> [Task]: Copy out the records in full, word for word, without pictures.

> [Data extract]:
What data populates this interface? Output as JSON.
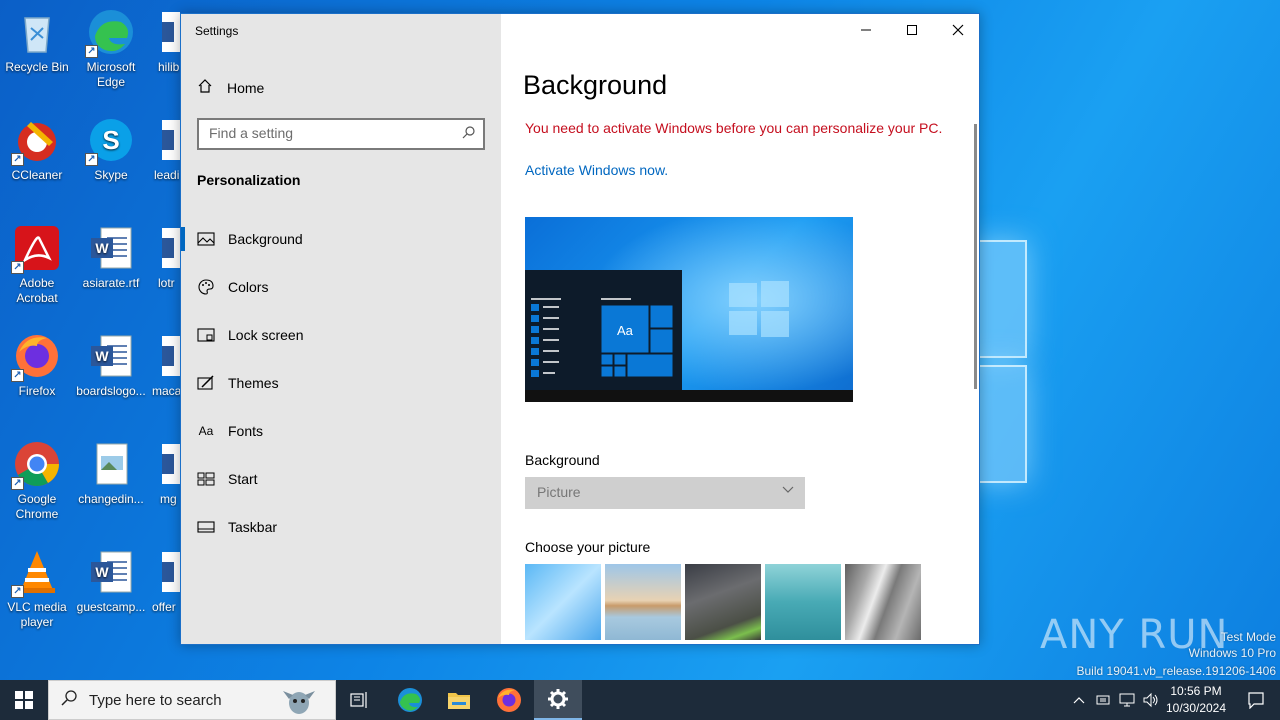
{
  "desktop": {
    "icons": [
      {
        "label": "Recycle Bin"
      },
      {
        "label": "Microsoft Edge"
      },
      {
        "label": "CCleaner"
      },
      {
        "label": "Skype"
      },
      {
        "label": "Adobe Acrobat"
      },
      {
        "label": "asiarate.rtf"
      },
      {
        "label": "Firefox"
      },
      {
        "label": "boardslogo..."
      },
      {
        "label": "Google Chrome"
      },
      {
        "label": "changedin..."
      },
      {
        "label": "VLC media player"
      },
      {
        "label": "guestcamp..."
      },
      {
        "label": "hilib"
      },
      {
        "label": "leadi"
      },
      {
        "label": "lotr"
      },
      {
        "label": "maca"
      },
      {
        "label": "mg"
      },
      {
        "label": "offer"
      }
    ]
  },
  "window": {
    "title": "Settings",
    "home_label": "Home",
    "search_placeholder": "Find a setting",
    "section_title": "Personalization",
    "nav": [
      {
        "label": "Background",
        "icon": "picture-icon"
      },
      {
        "label": "Colors",
        "icon": "palette-icon"
      },
      {
        "label": "Lock screen",
        "icon": "lock-screen-icon"
      },
      {
        "label": "Themes",
        "icon": "brush-icon"
      },
      {
        "label": "Fonts",
        "icon": "font-icon"
      },
      {
        "label": "Start",
        "icon": "start-icon"
      },
      {
        "label": "Taskbar",
        "icon": "taskbar-icon"
      }
    ],
    "active_nav": "Background"
  },
  "content": {
    "heading": "Background",
    "warning": "You need to activate Windows before you can personalize your PC.",
    "activate_link": "Activate Windows now.",
    "preview_tile_text": "Aa",
    "background_label": "Background",
    "background_value": "Picture",
    "choose_label": "Choose your picture"
  },
  "taskbar": {
    "search_placeholder": "Type here to search",
    "time": "10:56 PM",
    "date": "10/30/2024"
  },
  "watermark": {
    "brand": "ANY RUN",
    "line1": "Test Mode",
    "line2": "Windows 10 Pro",
    "line3": "Build 19041.vb_release.191206-1406"
  },
  "colors": {
    "accent": "#0067c0",
    "warning": "#c50f1f"
  }
}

> [Response to the task]:
What data populates this interface? Output as JSON.
{
  "desktop": {
    "icons": [
      {
        "label": "Recycle Bin"
      },
      {
        "label": "Microsoft Edge"
      },
      {
        "label": "CCleaner"
      },
      {
        "label": "Skype"
      },
      {
        "label": "Adobe Acrobat"
      },
      {
        "label": "asiarate.rtf"
      },
      {
        "label": "Firefox"
      },
      {
        "label": "boardslogo..."
      },
      {
        "label": "Google Chrome"
      },
      {
        "label": "changedin..."
      },
      {
        "label": "VLC media player"
      },
      {
        "label": "guestcamp..."
      },
      {
        "label": "hilib"
      },
      {
        "label": "leadi"
      },
      {
        "label": "lotr"
      },
      {
        "label": "maca"
      },
      {
        "label": "mg"
      },
      {
        "label": "offer"
      }
    ]
  },
  "window": {
    "title": "Settings",
    "home_label": "Home",
    "search_placeholder": "Find a setting",
    "section_title": "Personalization",
    "nav": [
      {
        "label": "Background",
        "icon": "picture-icon"
      },
      {
        "label": "Colors",
        "icon": "palette-icon"
      },
      {
        "label": "Lock screen",
        "icon": "lock-screen-icon"
      },
      {
        "label": "Themes",
        "icon": "brush-icon"
      },
      {
        "label": "Fonts",
        "icon": "font-icon"
      },
      {
        "label": "Start",
        "icon": "start-icon"
      },
      {
        "label": "Taskbar",
        "icon": "taskbar-icon"
      }
    ],
    "active_nav": "Background"
  },
  "content": {
    "heading": "Background",
    "warning": "You need to activate Windows before you can personalize your PC.",
    "activate_link": "Activate Windows now.",
    "preview_tile_text": "Aa",
    "background_label": "Background",
    "background_value": "Picture",
    "choose_label": "Choose your picture"
  },
  "taskbar": {
    "search_placeholder": "Type here to search",
    "time": "10:56 PM",
    "date": "10/30/2024"
  },
  "watermark": {
    "brand": "ANY RUN",
    "line1": "Test Mode",
    "line2": "Windows 10 Pro",
    "line3": "Build 19041.vb_release.191206-1406"
  },
  "colors": {
    "accent": "#0067c0",
    "warning": "#c50f1f"
  }
}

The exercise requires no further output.